# EXERCISE GOAL
Track down every line below that holds "Basic" and copy it.

# PROVIDED MATERIAL
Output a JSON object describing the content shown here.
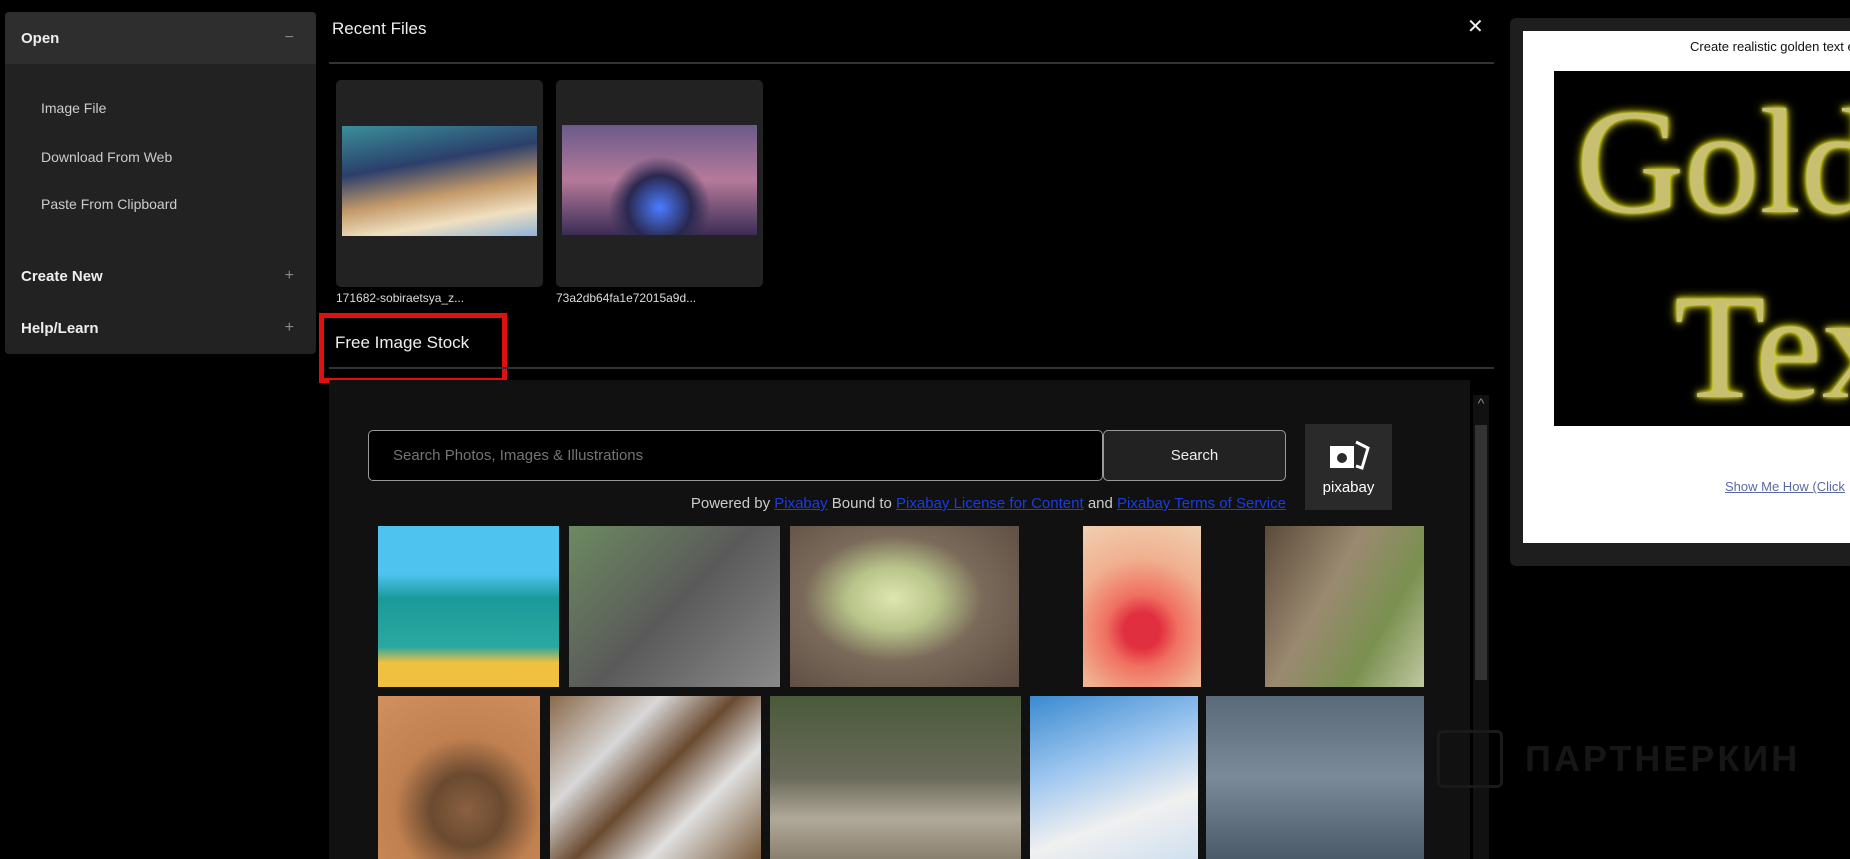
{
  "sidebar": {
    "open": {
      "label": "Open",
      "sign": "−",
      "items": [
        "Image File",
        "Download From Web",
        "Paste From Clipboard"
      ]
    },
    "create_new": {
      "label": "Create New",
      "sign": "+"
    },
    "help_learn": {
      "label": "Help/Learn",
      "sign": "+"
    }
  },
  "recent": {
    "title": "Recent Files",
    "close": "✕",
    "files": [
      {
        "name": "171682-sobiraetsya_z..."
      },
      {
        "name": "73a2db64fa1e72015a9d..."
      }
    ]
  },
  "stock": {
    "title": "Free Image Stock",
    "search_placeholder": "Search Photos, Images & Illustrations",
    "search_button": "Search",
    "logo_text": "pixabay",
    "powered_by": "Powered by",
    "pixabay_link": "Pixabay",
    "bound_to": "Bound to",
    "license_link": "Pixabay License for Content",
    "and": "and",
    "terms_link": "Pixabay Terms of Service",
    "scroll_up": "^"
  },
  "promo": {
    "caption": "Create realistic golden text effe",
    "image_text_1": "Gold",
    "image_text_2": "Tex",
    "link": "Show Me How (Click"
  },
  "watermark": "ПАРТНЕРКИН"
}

==

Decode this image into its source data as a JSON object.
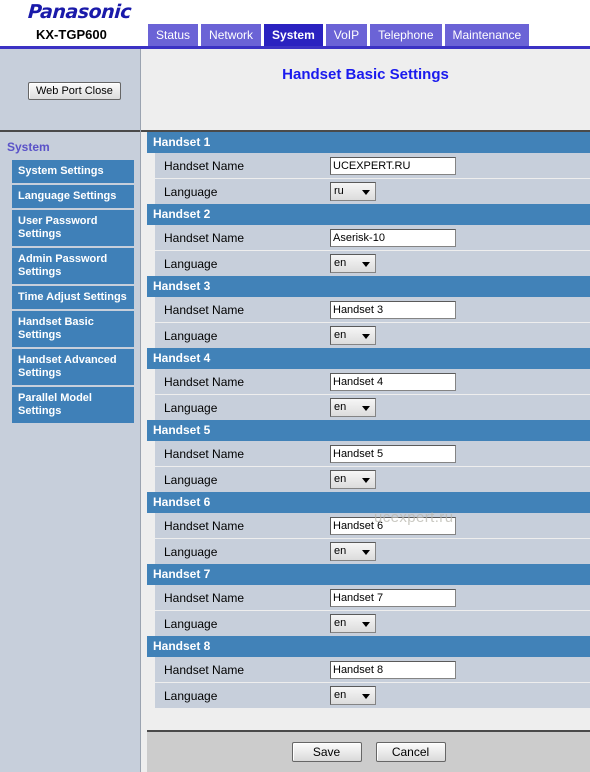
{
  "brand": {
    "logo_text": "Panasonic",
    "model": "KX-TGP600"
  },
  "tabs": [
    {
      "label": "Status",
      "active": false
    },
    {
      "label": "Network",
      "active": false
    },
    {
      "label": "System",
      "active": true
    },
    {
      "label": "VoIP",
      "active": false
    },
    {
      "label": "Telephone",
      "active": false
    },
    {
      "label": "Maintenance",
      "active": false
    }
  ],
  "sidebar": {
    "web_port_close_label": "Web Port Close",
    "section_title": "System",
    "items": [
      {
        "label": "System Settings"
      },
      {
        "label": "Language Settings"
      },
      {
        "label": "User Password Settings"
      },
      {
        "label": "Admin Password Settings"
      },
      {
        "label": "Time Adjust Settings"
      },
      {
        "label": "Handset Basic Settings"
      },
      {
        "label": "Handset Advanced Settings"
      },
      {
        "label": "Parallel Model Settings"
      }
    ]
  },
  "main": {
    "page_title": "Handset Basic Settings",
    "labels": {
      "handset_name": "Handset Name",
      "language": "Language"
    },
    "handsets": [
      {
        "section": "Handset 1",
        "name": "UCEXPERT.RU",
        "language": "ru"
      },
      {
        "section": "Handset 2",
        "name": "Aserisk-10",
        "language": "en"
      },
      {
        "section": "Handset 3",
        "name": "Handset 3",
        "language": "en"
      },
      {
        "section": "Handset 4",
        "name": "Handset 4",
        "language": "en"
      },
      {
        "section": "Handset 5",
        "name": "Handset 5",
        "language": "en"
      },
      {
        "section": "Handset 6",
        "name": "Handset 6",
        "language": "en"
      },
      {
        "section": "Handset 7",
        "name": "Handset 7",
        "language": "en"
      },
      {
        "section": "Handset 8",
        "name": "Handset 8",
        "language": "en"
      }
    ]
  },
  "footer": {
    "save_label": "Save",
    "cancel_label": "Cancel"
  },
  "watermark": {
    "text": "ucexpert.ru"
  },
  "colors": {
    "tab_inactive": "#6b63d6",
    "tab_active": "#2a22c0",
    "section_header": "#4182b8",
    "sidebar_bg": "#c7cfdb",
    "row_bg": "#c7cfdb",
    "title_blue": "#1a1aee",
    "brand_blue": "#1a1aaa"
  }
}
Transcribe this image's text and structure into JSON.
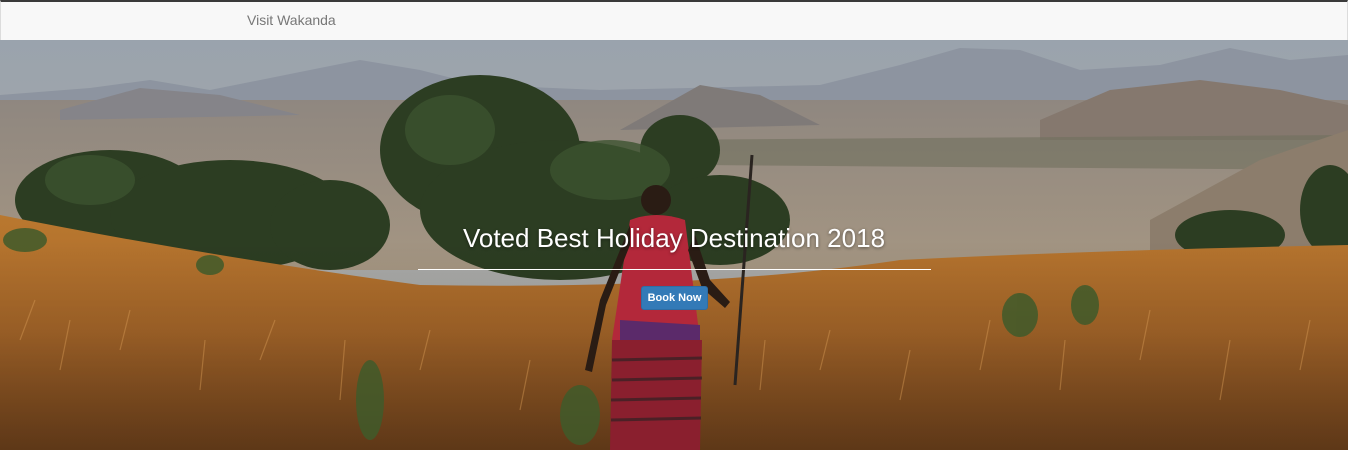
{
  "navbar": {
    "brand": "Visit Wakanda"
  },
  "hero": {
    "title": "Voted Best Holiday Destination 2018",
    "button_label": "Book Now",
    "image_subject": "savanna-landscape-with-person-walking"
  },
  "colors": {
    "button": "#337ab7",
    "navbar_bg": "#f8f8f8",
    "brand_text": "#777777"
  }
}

# SOLUTION TO THIS PROBLEM
        "label": "Handset Basic Settings"
    "page_title": "Handset Basic Settings",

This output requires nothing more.